**WHAT THE TASK REQUIRES**. The listing below must be repeated word for word, with its images excluded.

start GIVEN ENTRIES

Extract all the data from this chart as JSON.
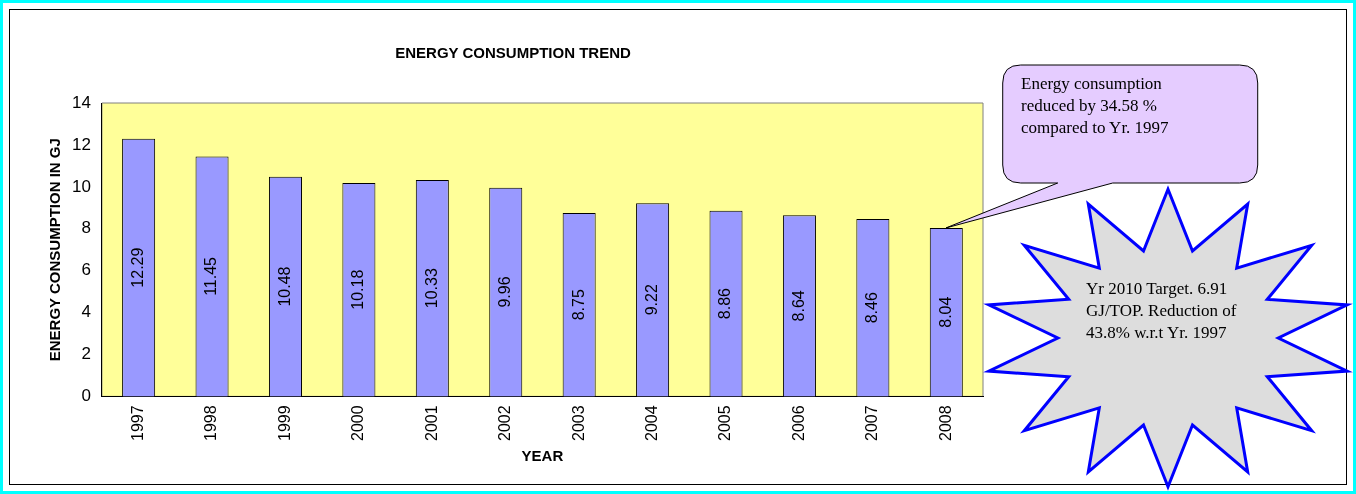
{
  "chart_data": {
    "type": "bar",
    "title": "ENERGY CONSUMPTION TREND",
    "xlabel": "YEAR",
    "ylabel": "ENERGY CONSUMPTION IN GJ",
    "categories": [
      "1997",
      "1998",
      "1999",
      "2000",
      "2001",
      "2002",
      "2003",
      "2004",
      "2005",
      "2006",
      "2007",
      "2008"
    ],
    "values": [
      12.29,
      11.45,
      10.48,
      10.18,
      10.33,
      9.96,
      8.75,
      9.22,
      8.86,
      8.64,
      8.46,
      8.04
    ],
    "color": "#9999ff",
    "ylim": [
      0,
      14
    ],
    "yticks": [
      0,
      2,
      4,
      6,
      8,
      10,
      12,
      14
    ],
    "grid": false,
    "legend": false,
    "data_labels": true,
    "annotations": [
      "Energy consumption reduced by 34.58 % compared to Yr. 1997",
      "Yr 2010 Target. 6.91 GJ/TOP. Reduction of 43.8% w.r.t Yr. 1997"
    ]
  }
}
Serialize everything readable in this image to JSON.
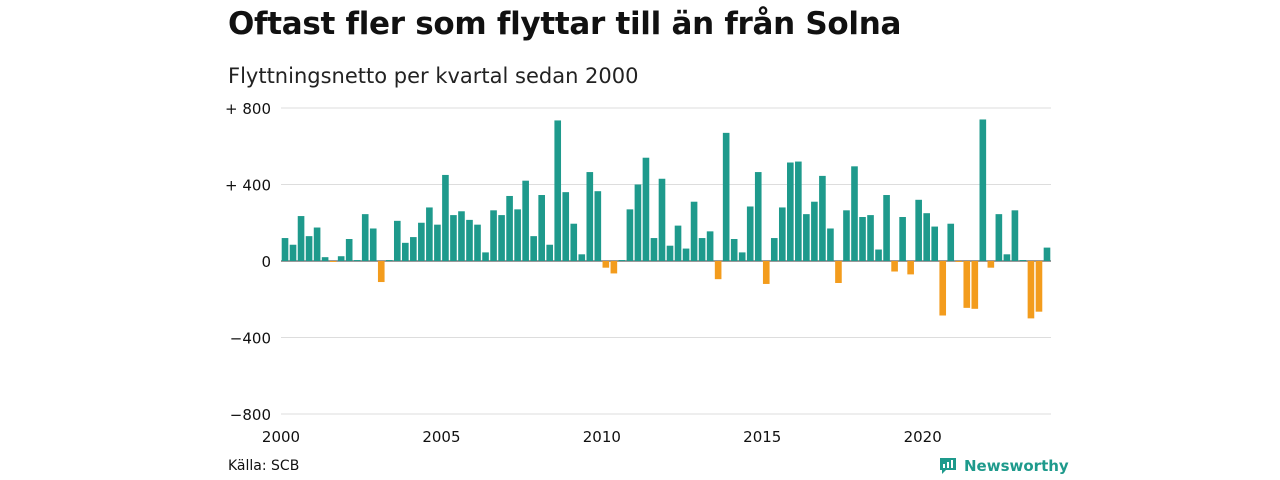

end GIVEN ENTRIES

**RESPONSE TO THIS EXERCISE**.
Extract all the data from this chart as JSON.
{
  "chart_data": {
    "type": "bar",
    "title": "ENERGY CONSUMPTION TREND",
    "xlabel": "YEAR",
    "ylabel": "ENERGY CONSUMPTION IN GJ",
    "categories": [
      "1997",
      "1998",
      "1999",
      "2000",
      "2001",
      "2002",
      "2003",
      "2004",
      "2005",
      "2006",
      "2007",
      "2008"
    ],
    "values": [
      12.29,
      11.45,
      10.48,
      10.18,
      10.33,
      9.96,
      8.75,
      9.22,
      8.86,
      8.64,
      8.46,
      8.04
    ],
    "color": "#9999ff",
    "ylim": [
      0,
      14
    ],
    "yticks": [
      0,
      2,
      4,
      6,
      8,
      10,
      12,
      14
    ],
    "grid": false,
    "legend": false,
    "data_labels": true,
    "annotations": [
      "Energy consumption reduced by 34.58 % compared to Yr. 1997",
      "Yr 2010 Target. 6.91 GJ/TOP. Reduction of 43.8% w.r.t Yr. 1997"
    ]
  }
}
Serialize everything readable in this image to JSON.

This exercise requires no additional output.